Brief
Please retype the rows below from their first line through the line holding "- positive-width-icon: [14, 320, 48, 354]", both included, keeping every character unchanged.

[Listings of boxed layout items]
• • • •
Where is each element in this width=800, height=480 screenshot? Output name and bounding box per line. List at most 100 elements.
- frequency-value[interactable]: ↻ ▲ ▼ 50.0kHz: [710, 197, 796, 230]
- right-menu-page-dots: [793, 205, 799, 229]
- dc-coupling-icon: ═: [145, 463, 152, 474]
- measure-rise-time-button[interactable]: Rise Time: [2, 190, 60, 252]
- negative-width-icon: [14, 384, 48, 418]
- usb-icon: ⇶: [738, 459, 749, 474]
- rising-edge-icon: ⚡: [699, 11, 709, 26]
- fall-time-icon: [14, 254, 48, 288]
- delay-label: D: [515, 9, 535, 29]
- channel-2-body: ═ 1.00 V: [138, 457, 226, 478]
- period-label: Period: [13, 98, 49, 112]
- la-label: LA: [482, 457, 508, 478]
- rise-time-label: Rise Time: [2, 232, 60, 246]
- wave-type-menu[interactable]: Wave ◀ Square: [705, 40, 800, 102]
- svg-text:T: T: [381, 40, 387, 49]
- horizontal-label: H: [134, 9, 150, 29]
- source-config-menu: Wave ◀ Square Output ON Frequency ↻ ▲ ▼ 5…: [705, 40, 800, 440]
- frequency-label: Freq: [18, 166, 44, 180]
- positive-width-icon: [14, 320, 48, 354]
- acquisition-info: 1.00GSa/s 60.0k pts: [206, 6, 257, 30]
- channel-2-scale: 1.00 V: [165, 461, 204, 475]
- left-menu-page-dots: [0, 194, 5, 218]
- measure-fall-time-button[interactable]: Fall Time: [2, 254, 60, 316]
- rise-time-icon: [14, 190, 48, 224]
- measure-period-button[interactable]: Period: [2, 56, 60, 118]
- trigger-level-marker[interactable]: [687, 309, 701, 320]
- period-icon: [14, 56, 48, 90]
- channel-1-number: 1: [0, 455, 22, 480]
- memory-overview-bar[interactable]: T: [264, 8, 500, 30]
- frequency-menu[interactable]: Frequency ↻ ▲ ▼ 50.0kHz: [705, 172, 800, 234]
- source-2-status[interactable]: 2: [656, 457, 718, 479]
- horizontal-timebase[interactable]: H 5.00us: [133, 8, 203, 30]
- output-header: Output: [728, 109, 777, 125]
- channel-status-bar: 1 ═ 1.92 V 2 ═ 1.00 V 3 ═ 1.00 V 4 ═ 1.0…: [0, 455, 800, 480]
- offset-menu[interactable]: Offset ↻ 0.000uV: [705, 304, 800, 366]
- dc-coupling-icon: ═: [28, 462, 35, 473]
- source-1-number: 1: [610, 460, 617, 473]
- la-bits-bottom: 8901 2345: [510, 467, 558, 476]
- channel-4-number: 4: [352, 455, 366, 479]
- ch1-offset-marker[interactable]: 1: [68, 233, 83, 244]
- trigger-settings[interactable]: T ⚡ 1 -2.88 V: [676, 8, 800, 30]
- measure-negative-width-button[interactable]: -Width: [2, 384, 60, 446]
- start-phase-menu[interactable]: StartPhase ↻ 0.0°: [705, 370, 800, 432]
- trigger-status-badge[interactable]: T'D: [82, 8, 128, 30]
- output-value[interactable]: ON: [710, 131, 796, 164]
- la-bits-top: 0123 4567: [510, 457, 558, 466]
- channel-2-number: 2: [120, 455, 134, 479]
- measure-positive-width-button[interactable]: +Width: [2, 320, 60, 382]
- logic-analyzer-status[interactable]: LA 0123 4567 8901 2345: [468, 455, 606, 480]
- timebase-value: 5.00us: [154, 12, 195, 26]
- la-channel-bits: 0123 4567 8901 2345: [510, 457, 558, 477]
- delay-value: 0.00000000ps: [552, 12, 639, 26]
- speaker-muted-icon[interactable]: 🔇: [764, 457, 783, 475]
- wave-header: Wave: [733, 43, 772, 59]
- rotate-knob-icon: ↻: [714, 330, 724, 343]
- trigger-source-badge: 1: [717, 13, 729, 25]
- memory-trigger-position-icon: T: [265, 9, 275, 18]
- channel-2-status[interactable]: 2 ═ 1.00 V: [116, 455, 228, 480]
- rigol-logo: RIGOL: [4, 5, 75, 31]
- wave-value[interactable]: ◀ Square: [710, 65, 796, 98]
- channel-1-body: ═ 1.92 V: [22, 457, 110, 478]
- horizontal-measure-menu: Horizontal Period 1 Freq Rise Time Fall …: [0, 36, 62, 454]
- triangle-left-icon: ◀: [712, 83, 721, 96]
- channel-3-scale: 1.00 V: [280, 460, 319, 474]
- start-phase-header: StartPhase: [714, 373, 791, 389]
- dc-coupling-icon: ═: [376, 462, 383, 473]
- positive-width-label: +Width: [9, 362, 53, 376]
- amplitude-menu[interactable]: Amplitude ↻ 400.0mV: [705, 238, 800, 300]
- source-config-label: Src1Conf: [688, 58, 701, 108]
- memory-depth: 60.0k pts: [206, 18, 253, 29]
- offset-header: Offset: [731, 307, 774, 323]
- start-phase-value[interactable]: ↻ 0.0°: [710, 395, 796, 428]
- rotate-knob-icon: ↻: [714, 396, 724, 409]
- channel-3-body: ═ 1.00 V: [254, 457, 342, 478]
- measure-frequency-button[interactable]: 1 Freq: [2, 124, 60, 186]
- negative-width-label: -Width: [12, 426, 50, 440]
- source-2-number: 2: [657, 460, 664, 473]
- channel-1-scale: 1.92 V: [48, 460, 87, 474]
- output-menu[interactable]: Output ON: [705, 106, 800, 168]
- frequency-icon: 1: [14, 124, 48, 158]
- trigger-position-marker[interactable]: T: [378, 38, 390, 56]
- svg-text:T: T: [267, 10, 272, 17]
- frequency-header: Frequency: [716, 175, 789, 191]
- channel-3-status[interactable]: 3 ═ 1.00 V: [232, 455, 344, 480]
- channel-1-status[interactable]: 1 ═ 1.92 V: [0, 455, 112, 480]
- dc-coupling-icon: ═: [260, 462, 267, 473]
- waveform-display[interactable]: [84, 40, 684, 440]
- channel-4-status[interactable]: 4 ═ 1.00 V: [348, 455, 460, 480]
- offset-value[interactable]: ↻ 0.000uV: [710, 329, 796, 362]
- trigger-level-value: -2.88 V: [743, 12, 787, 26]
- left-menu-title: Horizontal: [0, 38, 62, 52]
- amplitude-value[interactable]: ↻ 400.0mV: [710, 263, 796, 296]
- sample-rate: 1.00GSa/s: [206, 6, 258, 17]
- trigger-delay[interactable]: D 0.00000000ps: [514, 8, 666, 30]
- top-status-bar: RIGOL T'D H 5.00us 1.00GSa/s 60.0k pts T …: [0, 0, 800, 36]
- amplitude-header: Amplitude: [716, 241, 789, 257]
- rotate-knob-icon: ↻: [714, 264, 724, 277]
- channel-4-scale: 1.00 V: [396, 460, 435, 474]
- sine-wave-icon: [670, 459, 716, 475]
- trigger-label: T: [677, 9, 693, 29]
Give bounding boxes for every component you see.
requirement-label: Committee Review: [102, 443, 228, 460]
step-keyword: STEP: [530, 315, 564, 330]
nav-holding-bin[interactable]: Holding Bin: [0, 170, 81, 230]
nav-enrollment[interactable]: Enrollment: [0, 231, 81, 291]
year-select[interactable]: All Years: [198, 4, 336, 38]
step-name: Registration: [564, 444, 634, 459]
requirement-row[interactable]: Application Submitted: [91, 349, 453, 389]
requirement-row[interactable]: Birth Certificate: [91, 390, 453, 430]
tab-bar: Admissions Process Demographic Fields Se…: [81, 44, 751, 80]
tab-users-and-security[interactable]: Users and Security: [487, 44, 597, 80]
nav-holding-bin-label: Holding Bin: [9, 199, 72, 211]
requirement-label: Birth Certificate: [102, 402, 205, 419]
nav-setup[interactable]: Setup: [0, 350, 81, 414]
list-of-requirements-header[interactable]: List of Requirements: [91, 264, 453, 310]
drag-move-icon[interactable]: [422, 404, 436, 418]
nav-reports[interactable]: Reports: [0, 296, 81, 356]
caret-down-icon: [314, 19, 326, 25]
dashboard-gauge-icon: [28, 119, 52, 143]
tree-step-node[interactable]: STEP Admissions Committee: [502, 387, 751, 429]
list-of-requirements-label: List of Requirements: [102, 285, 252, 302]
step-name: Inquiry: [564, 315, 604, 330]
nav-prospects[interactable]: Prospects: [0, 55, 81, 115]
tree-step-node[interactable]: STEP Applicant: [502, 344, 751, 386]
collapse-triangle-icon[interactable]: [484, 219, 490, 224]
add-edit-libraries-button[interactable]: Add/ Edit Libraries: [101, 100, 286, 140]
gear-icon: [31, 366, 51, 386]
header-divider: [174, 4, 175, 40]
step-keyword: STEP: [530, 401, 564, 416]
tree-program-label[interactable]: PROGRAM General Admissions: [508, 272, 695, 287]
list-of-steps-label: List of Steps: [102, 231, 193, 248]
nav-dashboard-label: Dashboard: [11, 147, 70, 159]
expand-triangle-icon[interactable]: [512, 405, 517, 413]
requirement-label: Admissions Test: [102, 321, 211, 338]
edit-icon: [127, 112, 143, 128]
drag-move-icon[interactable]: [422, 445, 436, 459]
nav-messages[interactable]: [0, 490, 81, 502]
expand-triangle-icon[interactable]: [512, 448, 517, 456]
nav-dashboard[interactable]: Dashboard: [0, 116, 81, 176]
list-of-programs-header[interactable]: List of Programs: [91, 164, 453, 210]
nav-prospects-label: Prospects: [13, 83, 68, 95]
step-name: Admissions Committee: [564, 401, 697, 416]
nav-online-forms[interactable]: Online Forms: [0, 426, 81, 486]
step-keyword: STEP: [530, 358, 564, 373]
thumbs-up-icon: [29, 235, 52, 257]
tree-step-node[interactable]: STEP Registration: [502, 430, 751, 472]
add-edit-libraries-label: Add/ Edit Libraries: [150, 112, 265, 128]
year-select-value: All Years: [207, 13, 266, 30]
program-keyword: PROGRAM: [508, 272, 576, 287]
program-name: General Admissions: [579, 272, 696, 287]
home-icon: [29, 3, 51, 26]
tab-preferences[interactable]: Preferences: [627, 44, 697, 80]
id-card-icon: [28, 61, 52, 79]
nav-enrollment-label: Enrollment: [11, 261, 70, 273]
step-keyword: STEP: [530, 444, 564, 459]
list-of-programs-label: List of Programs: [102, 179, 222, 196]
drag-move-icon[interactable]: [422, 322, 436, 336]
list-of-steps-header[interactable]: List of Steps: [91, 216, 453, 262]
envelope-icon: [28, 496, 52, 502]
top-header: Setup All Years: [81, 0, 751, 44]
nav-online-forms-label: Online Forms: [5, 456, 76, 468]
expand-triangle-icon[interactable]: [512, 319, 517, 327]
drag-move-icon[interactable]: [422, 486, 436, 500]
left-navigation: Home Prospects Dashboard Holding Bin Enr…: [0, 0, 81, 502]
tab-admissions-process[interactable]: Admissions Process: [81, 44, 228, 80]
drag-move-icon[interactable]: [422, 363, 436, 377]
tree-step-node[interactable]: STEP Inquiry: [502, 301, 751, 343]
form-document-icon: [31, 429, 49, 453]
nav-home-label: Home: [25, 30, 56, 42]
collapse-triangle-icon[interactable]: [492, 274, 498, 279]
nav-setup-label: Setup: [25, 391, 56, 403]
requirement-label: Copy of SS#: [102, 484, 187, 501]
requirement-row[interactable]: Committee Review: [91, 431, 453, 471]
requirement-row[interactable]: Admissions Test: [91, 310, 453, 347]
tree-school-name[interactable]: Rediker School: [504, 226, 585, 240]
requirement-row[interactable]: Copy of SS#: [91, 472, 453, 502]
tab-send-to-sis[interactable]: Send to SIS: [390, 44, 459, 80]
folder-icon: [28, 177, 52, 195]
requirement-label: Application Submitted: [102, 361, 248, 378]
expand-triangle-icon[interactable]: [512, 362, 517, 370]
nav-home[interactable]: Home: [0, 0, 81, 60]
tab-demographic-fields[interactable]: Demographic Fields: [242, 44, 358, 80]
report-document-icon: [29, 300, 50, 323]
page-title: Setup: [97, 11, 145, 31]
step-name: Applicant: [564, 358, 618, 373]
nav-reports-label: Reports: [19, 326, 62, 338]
• • • •
Answer to this problem
Where is each element in this width=800, height=480 screenshot? Output name and bounding box per line. List at most 100 elements.
- frequency-value[interactable]: ↻ ▲ ▼ 50.0kHz: [710, 197, 796, 230]
- right-menu-page-dots: [793, 205, 799, 229]
- dc-coupling-icon: ═: [145, 463, 152, 474]
- measure-rise-time-button[interactable]: Rise Time: [2, 190, 60, 252]
- negative-width-icon: [14, 384, 48, 418]
- usb-icon: ⇶: [738, 459, 749, 474]
- rising-edge-icon: ⚡: [699, 11, 709, 26]
- fall-time-icon: [14, 254, 48, 288]
- delay-label: D: [515, 9, 535, 29]
- channel-2-body: ═ 1.00 V: [138, 457, 226, 478]
- period-label: Period: [13, 98, 49, 112]
- la-label: LA: [482, 457, 508, 478]
- rise-time-label: Rise Time: [2, 232, 60, 246]
- wave-type-menu[interactable]: Wave ◀ Square: [705, 40, 800, 102]
- svg-text:T: T: [381, 40, 387, 49]
- horizontal-label: H: [134, 9, 150, 29]
- source-config-menu: Wave ◀ Square Output ON Frequency ↻ ▲ ▼ 5…: [705, 40, 800, 440]
- frequency-label: Freq: [18, 166, 44, 180]
- positive-width-icon: [14, 320, 48, 354]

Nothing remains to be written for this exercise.